JOB
What is the number of lines in the data that hold the string "Class"? Reply with that number only.

****************************************

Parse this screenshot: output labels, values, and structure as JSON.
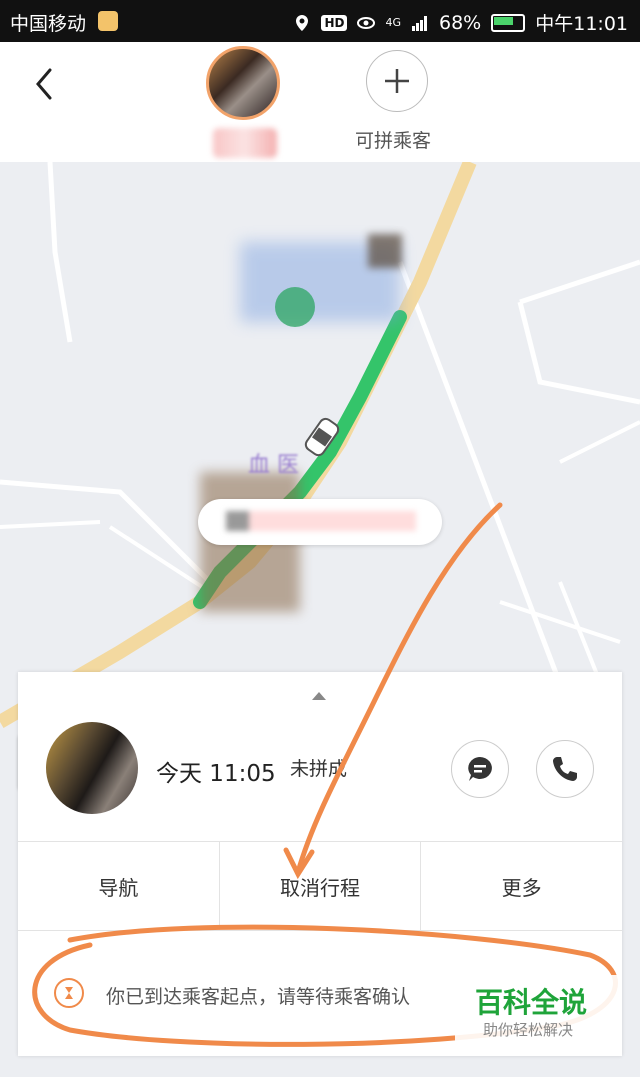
{
  "status_bar": {
    "carrier": "中国移动",
    "network": "4G",
    "battery": "68%",
    "time": "中午11:01",
    "hd_badge": "HD"
  },
  "header": {
    "add_label": "可拼乘客"
  },
  "trip": {
    "time": "今天 11:05",
    "status": "未拼成"
  },
  "actions": [
    "导航",
    "取消行程",
    "更多"
  ],
  "notice": "你已到达乘客起点，请等待乘客确认",
  "map": {
    "poi_label": "血    医"
  },
  "watermark": {
    "title": "百科全说",
    "subtitle": "助你轻松解决"
  },
  "colors": {
    "route_green": "#34c46a",
    "annotation_orange": "#f08a4a",
    "road_yellow": "#f3d9a0",
    "watermark_green": "#1fa43a"
  }
}
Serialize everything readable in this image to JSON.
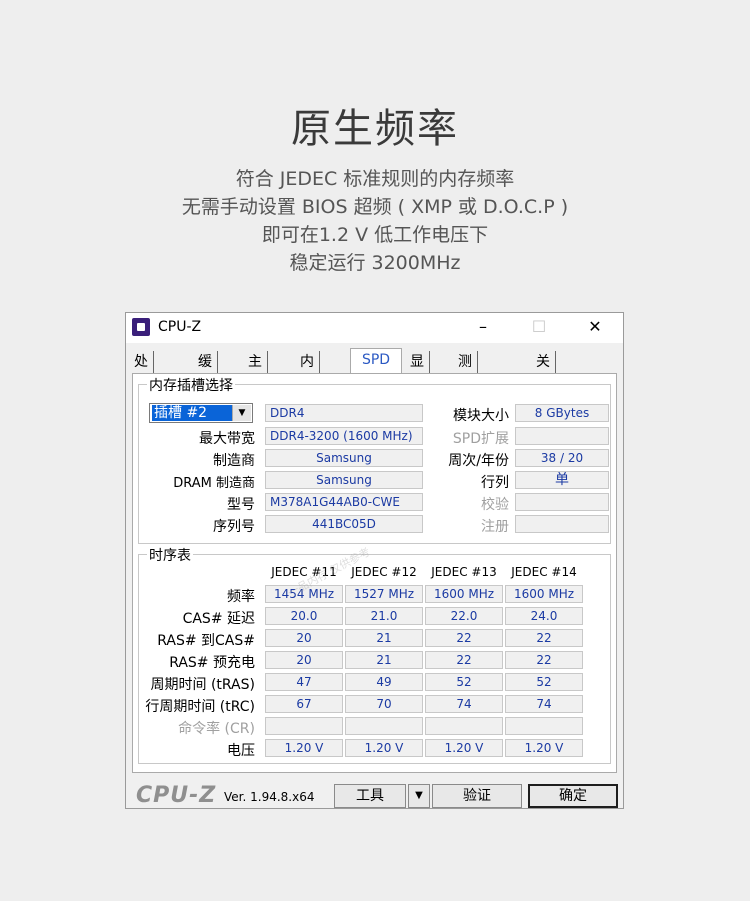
{
  "hero": {
    "title": "原生频率",
    "lines": [
      "符合 JEDEC 标准规则的内存频率",
      "无需手动设置 BIOS 超频 ( XMP 或 D.O.C.P )",
      "即可在1.2 V 低工作电压下",
      "稳定运行 3200MHz"
    ]
  },
  "window": {
    "title": "CPU-Z",
    "controls": {
      "minimize": "–",
      "maximize": "☐",
      "close": "✕"
    },
    "tabs": [
      "处理器",
      "缓存",
      "主板",
      "内存",
      "SPD",
      "显卡",
      "测試分數",
      "关于"
    ],
    "active_tab": "SPD"
  },
  "slot": {
    "group_label": "内存插槽选择",
    "selected_slot": "插槽 #2",
    "type": "DDR4",
    "labels": {
      "module_size": "模块大小",
      "max_bandwidth": "最大带宽",
      "spd_ext": "SPD扩展",
      "manufacturer": "制造商",
      "week_year": "周次/年份",
      "dram_manufacturer": "DRAM 制造商",
      "ranks": "行列",
      "part_number": "型号",
      "correction": "校验",
      "serial_number": "序列号",
      "registered": "注册"
    },
    "values": {
      "module_size": "8 GBytes",
      "max_bandwidth": "DDR4-3200 (1600 MHz)",
      "spd_ext": "",
      "manufacturer": "Samsung",
      "week_year": "38 / 20",
      "dram_manufacturer": "Samsung",
      "ranks": "单",
      "part_number": "M378A1G44AB0-CWE",
      "correction": "",
      "serial_number": "441BC05D",
      "registered": ""
    }
  },
  "timings": {
    "group_label": "时序表",
    "columns": [
      "JEDEC #11",
      "JEDEC #12",
      "JEDEC #13",
      "JEDEC #14"
    ],
    "rows": [
      {
        "label": "频率",
        "dim": false,
        "values": [
          "1454 MHz",
          "1527 MHz",
          "1600 MHz",
          "1600 MHz"
        ]
      },
      {
        "label": "CAS# 延迟",
        "dim": false,
        "values": [
          "20.0",
          "21.0",
          "22.0",
          "24.0"
        ]
      },
      {
        "label": "RAS# 到CAS#",
        "dim": false,
        "values": [
          "20",
          "21",
          "22",
          "22"
        ]
      },
      {
        "label": "RAS# 预充电",
        "dim": false,
        "values": [
          "20",
          "21",
          "22",
          "22"
        ]
      },
      {
        "label": "周期时间 (tRAS)",
        "dim": false,
        "values": [
          "47",
          "49",
          "52",
          "52"
        ]
      },
      {
        "label": "行周期时间 (tRC)",
        "dim": false,
        "values": [
          "67",
          "70",
          "74",
          "74"
        ]
      },
      {
        "label": "命令率 (CR)",
        "dim": true,
        "values": [
          "",
          "",
          "",
          ""
        ]
      },
      {
        "label": "电压",
        "dim": false,
        "values": [
          "1.20 V",
          "1.20 V",
          "1.20 V",
          "1.20 V"
        ]
      }
    ]
  },
  "footer": {
    "logo": "CPU-Z",
    "version": "Ver. 1.94.8.x64",
    "tools_label": "工具",
    "tools_arrow": "▼",
    "validate_label": "验证",
    "ok_label": "确定"
  },
  "watermark": "一品内存 仅供参考"
}
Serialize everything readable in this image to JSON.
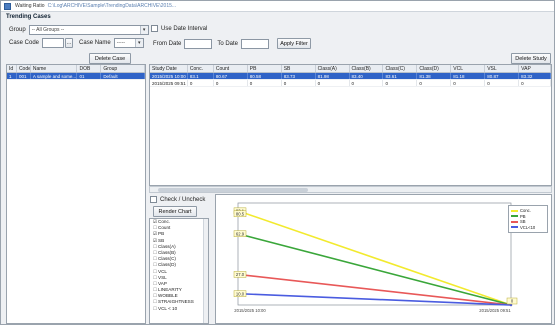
{
  "window": {
    "title": "Waiting Ratio",
    "file_path": "C:\\Log\\ARCHIVE\\Sample\\TrendingData\\ARCHIVE\\2015..."
  },
  "trending": {
    "section_label": "Trending Cases",
    "group_label": "Group",
    "group_value": "-- All Groups --",
    "use_date_interval_label": "Use Date Interval",
    "case_code_label": "Case Code",
    "case_name_label": "Case Name",
    "case_name_value": "-----",
    "from_date_label": "From Date",
    "to_date_label": "To Date",
    "apply_filter_label": "Apply Filter",
    "delete_case_label": "Delete Case",
    "delete_study_label": "Delete Study"
  },
  "cases_table": {
    "columns": [
      "Id",
      "Code",
      "Name",
      "DOB",
      "Group"
    ],
    "rows": [
      [
        "1",
        "001",
        "A sample and some...",
        "01",
        "Default"
      ]
    ]
  },
  "studies_table": {
    "columns": [
      "Study Date",
      "Conc.",
      "Count",
      "PB",
      "SB",
      "Class(A)",
      "Class(B)",
      "Class(C)",
      "Class(D)",
      "VCL",
      "VSL",
      "VAP"
    ],
    "rows": [
      [
        "2015/2025 10:00",
        "83.1",
        "80.67",
        "80.58",
        "83.73",
        "81.98",
        "83.40",
        "83.61",
        "81.38",
        "81.18",
        "80.87",
        "83.32"
      ],
      [
        "2015/2025 09:51",
        "0",
        "0",
        "0",
        "0",
        "0",
        "0",
        "0",
        "0",
        "0",
        "0",
        "0"
      ]
    ]
  },
  "chart_panel": {
    "check_uncheck_label": "Check / Uncheck",
    "render_chart_label": "Render Chart",
    "series_options": [
      {
        "label": "Conc.",
        "checked": true
      },
      {
        "label": "Count",
        "checked": false
      },
      {
        "label": "PB",
        "checked": true
      },
      {
        "label": "SB",
        "checked": true
      },
      {
        "label": "Class(A)",
        "checked": false
      },
      {
        "label": "Class(B)",
        "checked": false
      },
      {
        "label": "Class(C)",
        "checked": false
      },
      {
        "label": "Class(D)",
        "checked": false
      },
      {
        "label": "VCL",
        "checked": false
      },
      {
        "label": "VSL",
        "checked": false
      },
      {
        "label": "VAP",
        "checked": false
      },
      {
        "label": "LINEARITY",
        "checked": false
      },
      {
        "label": "WOBBLE",
        "checked": false
      },
      {
        "label": "STRAIGHTNESS",
        "checked": false
      },
      {
        "label": "VCL < 10",
        "checked": false
      }
    ]
  },
  "chart_data": {
    "type": "line",
    "x": [
      "2015/2025 10:00",
      "2015/2025 09:51"
    ],
    "series": [
      {
        "name": "Conc.",
        "color": "#f2ea2e",
        "values": [
          83.1,
          0
        ]
      },
      {
        "name": "PB",
        "color": "#3aa63a",
        "values": [
          62.9,
          0
        ]
      },
      {
        "name": "SB",
        "color": "#e85858",
        "values": [
          27.0,
          0
        ]
      },
      {
        "name": "VCL<10",
        "color": "#4a5ce0",
        "values": [
          10.0,
          0
        ]
      }
    ],
    "point_labels": [
      "83.1",
      "80.5",
      "62.9",
      "27.0",
      "10.0",
      "0"
    ],
    "ylim": [
      0,
      90
    ],
    "legend_position": "top-right",
    "grid": false
  },
  "colors": {
    "selection": "#2f63c7",
    "accent": "#4a7cc0"
  }
}
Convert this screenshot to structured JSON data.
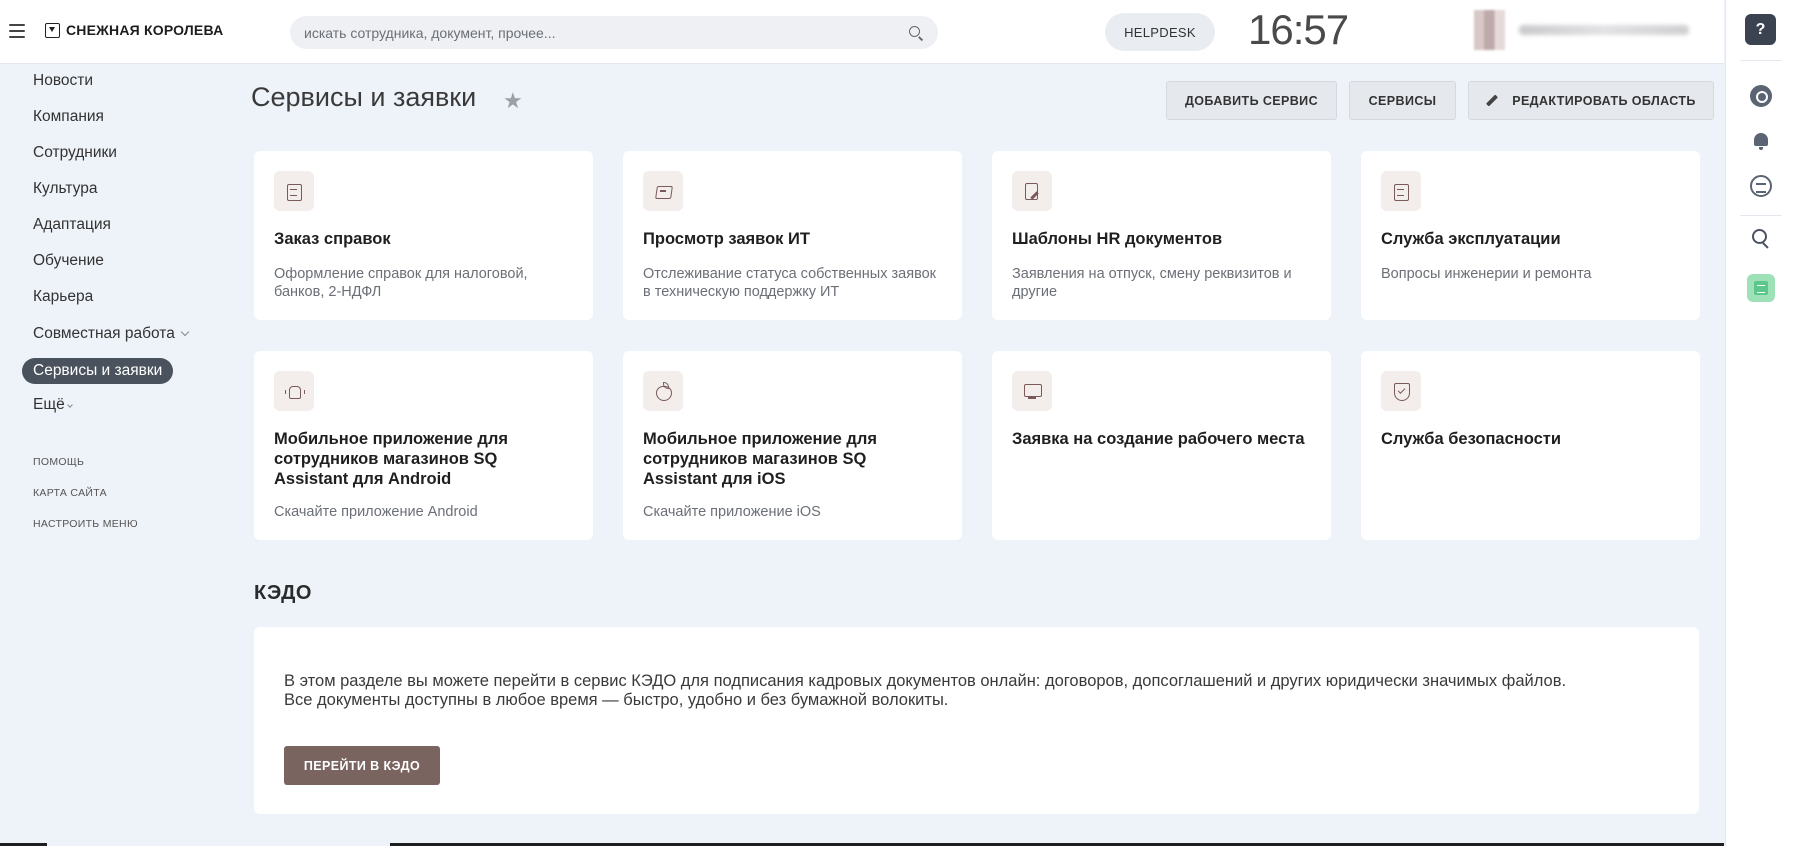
{
  "header": {
    "logo_text": "СНЕЖНАЯ КОРОЛЕВА",
    "search_placeholder": "искать сотрудника, документ, прочее...",
    "helpdesk_label": "HELPDESK",
    "clock": "16:57"
  },
  "sidebar": {
    "items": [
      {
        "label": "Новости"
      },
      {
        "label": "Компания"
      },
      {
        "label": "Сотрудники"
      },
      {
        "label": "Культура"
      },
      {
        "label": "Адаптация"
      },
      {
        "label": "Обучение"
      },
      {
        "label": "Карьера"
      },
      {
        "label": "Совместная работа"
      },
      {
        "label": "Сервисы и заявки"
      },
      {
        "label": "Ещё"
      }
    ],
    "aux_links": [
      "ПОМОЩЬ",
      "КАРТА САЙТА",
      "НАСТРОИТЬ МЕНЮ"
    ]
  },
  "main": {
    "title": "Сервисы и заявки",
    "buttons": {
      "add_service": "ДОБАВИТЬ СЕРВИС",
      "services": "СЕРВИСЫ",
      "edit_area": "РЕДАКТИРОВАТЬ ОБЛАСТЬ"
    },
    "cards": [
      {
        "icon": "clipboard-icon",
        "title": "Заказ справок",
        "desc": "Оформление справок для налоговой, банков, 2-НДФЛ"
      },
      {
        "icon": "ticket-icon",
        "title": "Просмотр заявок ИТ",
        "desc": "Отслеживание статуса собственных заявок в техническую поддержку ИТ"
      },
      {
        "icon": "document-edit-icon",
        "title": "Шаблоны HR документов",
        "desc": "Заявления на отпуск, смену реквизитов и другие"
      },
      {
        "icon": "clipboard-icon",
        "title": "Служба эксплуатации",
        "desc": "Вопросы инженерии и ремонта"
      },
      {
        "icon": "android-icon",
        "title": "Мобильное приложение для сотрудников магазинов SQ Assistant для Android",
        "desc": "Скачайте приложение Android"
      },
      {
        "icon": "apple-icon",
        "title": "Мобильное приложение для сотрудников магазинов SQ Assistant для iOS",
        "desc": "Скачайте приложение iOS"
      },
      {
        "icon": "monitor-icon",
        "title": "Заявка на создание рабочего места",
        "desc": ""
      },
      {
        "icon": "shield-icon",
        "title": "Служба безопасности",
        "desc": ""
      }
    ],
    "kedo": {
      "title": "КЭДО",
      "text_line1": "В этом разделе вы можете перейти в сервис КЭДО для подписания кадровых документов онлайн: договоров, допсоглашений и других юридически значимых файлов.",
      "text_line2": "Все документы доступны в любое время — быстро, удобно и без бумажной волокиты.",
      "button": "ПЕРЕЙТИ В КЭДО"
    }
  },
  "rail": {
    "help_label": "?"
  },
  "colors": {
    "accent": "#7a6460",
    "active_nav": "#4a525d",
    "background": "#eef3fa"
  }
}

****************************************

RESULT FOR THIS TASK
8